# RECORDS FOR THIS TASK start

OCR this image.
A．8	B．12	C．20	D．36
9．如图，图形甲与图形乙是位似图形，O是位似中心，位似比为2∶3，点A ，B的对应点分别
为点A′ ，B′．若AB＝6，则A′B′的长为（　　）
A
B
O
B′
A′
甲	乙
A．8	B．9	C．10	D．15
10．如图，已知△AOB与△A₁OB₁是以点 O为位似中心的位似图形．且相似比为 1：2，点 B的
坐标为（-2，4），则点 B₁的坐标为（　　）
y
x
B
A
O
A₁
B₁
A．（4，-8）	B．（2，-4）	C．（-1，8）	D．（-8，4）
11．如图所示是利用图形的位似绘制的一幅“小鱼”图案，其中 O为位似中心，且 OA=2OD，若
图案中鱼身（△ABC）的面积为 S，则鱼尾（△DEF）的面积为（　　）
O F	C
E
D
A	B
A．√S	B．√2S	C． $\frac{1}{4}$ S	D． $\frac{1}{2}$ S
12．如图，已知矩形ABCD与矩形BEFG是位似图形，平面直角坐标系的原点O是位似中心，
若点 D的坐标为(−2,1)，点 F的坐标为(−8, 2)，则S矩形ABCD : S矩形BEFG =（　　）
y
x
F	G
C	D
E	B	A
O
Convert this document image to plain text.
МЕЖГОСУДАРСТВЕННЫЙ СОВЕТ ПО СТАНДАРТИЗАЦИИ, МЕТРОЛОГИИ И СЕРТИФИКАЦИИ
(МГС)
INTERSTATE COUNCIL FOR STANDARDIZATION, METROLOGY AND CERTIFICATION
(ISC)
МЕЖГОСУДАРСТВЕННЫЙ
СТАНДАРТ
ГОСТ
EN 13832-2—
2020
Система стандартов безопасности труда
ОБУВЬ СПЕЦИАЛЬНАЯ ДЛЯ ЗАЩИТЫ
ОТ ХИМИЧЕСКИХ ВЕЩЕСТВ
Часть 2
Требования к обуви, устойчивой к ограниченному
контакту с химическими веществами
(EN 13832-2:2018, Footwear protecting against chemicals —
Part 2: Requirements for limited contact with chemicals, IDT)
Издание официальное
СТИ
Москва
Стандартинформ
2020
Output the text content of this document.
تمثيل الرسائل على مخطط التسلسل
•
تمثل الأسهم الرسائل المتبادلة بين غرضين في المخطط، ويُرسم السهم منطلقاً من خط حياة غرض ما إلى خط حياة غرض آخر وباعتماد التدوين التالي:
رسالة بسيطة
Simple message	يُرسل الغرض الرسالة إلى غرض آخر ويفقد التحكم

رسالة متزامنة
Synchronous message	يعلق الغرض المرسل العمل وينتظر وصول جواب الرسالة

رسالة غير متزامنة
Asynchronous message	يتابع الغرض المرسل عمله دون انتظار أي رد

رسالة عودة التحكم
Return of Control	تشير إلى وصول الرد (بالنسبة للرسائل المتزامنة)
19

# RECORDS FOR THIS TASK end

**DESCRIPTION OF THE TASK**.
Each line in the listing above either holds the string "chemicals" or does not; state how many do, giving the number only.

**THE ANSWER**.
2